──────── Dataset records

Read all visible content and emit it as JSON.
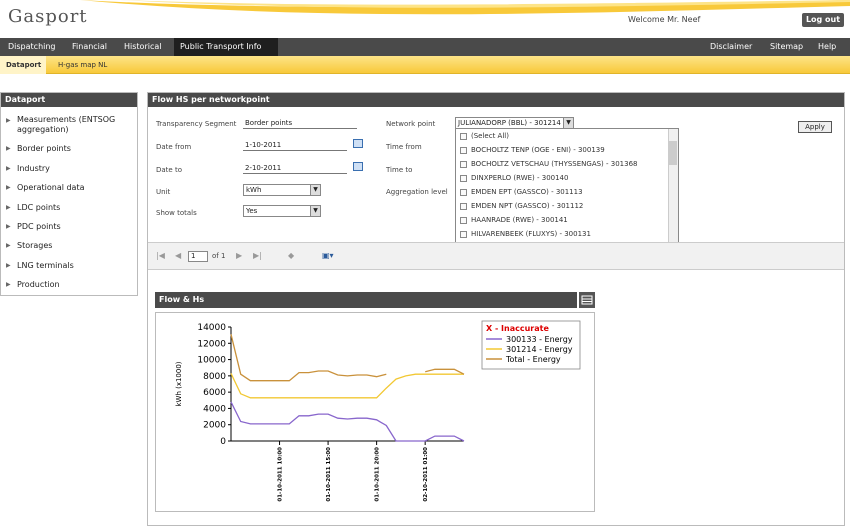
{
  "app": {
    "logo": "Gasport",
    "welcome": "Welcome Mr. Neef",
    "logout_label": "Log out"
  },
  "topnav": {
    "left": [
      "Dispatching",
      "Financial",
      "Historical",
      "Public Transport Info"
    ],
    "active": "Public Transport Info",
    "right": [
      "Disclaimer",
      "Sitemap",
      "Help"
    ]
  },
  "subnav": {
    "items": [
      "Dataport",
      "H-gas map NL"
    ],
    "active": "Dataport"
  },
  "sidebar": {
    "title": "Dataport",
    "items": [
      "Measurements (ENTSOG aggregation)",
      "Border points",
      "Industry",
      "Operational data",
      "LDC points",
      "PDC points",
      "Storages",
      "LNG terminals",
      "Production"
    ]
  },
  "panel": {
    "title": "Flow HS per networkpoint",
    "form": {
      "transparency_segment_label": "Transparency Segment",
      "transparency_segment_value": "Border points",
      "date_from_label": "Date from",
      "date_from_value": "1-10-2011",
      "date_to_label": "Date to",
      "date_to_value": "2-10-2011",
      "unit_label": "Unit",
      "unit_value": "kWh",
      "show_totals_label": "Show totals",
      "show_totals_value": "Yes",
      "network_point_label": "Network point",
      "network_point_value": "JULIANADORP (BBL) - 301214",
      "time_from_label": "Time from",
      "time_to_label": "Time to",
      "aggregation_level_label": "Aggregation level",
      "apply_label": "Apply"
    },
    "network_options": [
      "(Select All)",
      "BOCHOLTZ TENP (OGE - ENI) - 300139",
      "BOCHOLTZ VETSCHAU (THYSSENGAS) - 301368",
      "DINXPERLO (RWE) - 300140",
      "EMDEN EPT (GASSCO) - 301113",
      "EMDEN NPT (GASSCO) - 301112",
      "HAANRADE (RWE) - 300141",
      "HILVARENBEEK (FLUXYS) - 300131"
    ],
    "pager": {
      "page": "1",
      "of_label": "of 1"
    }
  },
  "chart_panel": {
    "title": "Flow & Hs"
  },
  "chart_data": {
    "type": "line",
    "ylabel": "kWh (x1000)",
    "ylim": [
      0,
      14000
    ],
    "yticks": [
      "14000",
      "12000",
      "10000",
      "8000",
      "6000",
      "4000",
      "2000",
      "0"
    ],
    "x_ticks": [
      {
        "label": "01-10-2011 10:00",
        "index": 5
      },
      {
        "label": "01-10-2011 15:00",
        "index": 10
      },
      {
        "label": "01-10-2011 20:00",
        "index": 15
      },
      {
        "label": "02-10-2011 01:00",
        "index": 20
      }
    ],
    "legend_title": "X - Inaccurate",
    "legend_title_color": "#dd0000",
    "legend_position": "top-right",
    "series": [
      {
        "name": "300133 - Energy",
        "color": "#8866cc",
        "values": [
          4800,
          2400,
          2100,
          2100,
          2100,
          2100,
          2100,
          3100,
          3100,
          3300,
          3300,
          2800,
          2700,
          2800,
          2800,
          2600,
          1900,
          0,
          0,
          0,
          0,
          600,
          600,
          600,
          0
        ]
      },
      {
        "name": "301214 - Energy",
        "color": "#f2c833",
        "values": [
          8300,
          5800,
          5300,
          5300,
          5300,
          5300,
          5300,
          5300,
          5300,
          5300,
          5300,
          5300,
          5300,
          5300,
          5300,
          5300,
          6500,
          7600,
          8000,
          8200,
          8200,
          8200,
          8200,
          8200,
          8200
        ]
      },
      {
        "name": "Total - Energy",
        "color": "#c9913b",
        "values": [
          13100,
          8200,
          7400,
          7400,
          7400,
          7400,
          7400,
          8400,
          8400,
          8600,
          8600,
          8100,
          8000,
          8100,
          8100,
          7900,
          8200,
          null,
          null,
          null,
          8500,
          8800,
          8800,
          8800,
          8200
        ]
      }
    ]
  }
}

────────────────

### What the exercise asks
Write the lines above out again exactly, without any of their pictures.

### Expected answer
Read all visible content and emit it as JSON.
{
  "app": {
    "logo": "Gasport",
    "welcome": "Welcome Mr. Neef",
    "logout_label": "Log out"
  },
  "topnav": {
    "left": [
      "Dispatching",
      "Financial",
      "Historical",
      "Public Transport Info"
    ],
    "active": "Public Transport Info",
    "right": [
      "Disclaimer",
      "Sitemap",
      "Help"
    ]
  },
  "subnav": {
    "items": [
      "Dataport",
      "H-gas map NL"
    ],
    "active": "Dataport"
  },
  "sidebar": {
    "title": "Dataport",
    "items": [
      "Measurements (ENTSOG aggregation)",
      "Border points",
      "Industry",
      "Operational data",
      "LDC points",
      "PDC points",
      "Storages",
      "LNG terminals",
      "Production"
    ]
  },
  "panel": {
    "title": "Flow HS per networkpoint",
    "form": {
      "transparency_segment_label": "Transparency Segment",
      "transparency_segment_value": "Border points",
      "date_from_label": "Date from",
      "date_from_value": "1-10-2011",
      "date_to_label": "Date to",
      "date_to_value": "2-10-2011",
      "unit_label": "Unit",
      "unit_value": "kWh",
      "show_totals_label": "Show totals",
      "show_totals_value": "Yes",
      "network_point_label": "Network point",
      "network_point_value": "JULIANADORP (BBL) - 301214",
      "time_from_label": "Time from",
      "time_to_label": "Time to",
      "aggregation_level_label": "Aggregation level",
      "apply_label": "Apply"
    },
    "network_options": [
      "(Select All)",
      "BOCHOLTZ TENP (OGE - ENI) - 300139",
      "BOCHOLTZ VETSCHAU (THYSSENGAS) - 301368",
      "DINXPERLO (RWE) - 300140",
      "EMDEN EPT (GASSCO) - 301113",
      "EMDEN NPT (GASSCO) - 301112",
      "HAANRADE (RWE) - 300141",
      "HILVARENBEEK (FLUXYS) - 300131"
    ],
    "pager": {
      "page": "1",
      "of_label": "of 1"
    }
  },
  "chart_panel": {
    "title": "Flow & Hs"
  },
  "chart_data": {
    "type": "line",
    "ylabel": "kWh (x1000)",
    "ylim": [
      0,
      14000
    ],
    "yticks": [
      "14000",
      "12000",
      "10000",
      "8000",
      "6000",
      "4000",
      "2000",
      "0"
    ],
    "x_ticks": [
      {
        "label": "01-10-2011 10:00",
        "index": 5
      },
      {
        "label": "01-10-2011 15:00",
        "index": 10
      },
      {
        "label": "01-10-2011 20:00",
        "index": 15
      },
      {
        "label": "02-10-2011 01:00",
        "index": 20
      }
    ],
    "legend_title": "X - Inaccurate",
    "legend_title_color": "#dd0000",
    "legend_position": "top-right",
    "series": [
      {
        "name": "300133 - Energy",
        "color": "#8866cc",
        "values": [
          4800,
          2400,
          2100,
          2100,
          2100,
          2100,
          2100,
          3100,
          3100,
          3300,
          3300,
          2800,
          2700,
          2800,
          2800,
          2600,
          1900,
          0,
          0,
          0,
          0,
          600,
          600,
          600,
          0
        ]
      },
      {
        "name": "301214 - Energy",
        "color": "#f2c833",
        "values": [
          8300,
          5800,
          5300,
          5300,
          5300,
          5300,
          5300,
          5300,
          5300,
          5300,
          5300,
          5300,
          5300,
          5300,
          5300,
          5300,
          6500,
          7600,
          8000,
          8200,
          8200,
          8200,
          8200,
          8200,
          8200
        ]
      },
      {
        "name": "Total - Energy",
        "color": "#c9913b",
        "values": [
          13100,
          8200,
          7400,
          7400,
          7400,
          7400,
          7400,
          8400,
          8400,
          8600,
          8600,
          8100,
          8000,
          8100,
          8100,
          7900,
          8200,
          null,
          null,
          null,
          8500,
          8800,
          8800,
          8800,
          8200
        ]
      }
    ]
  }
}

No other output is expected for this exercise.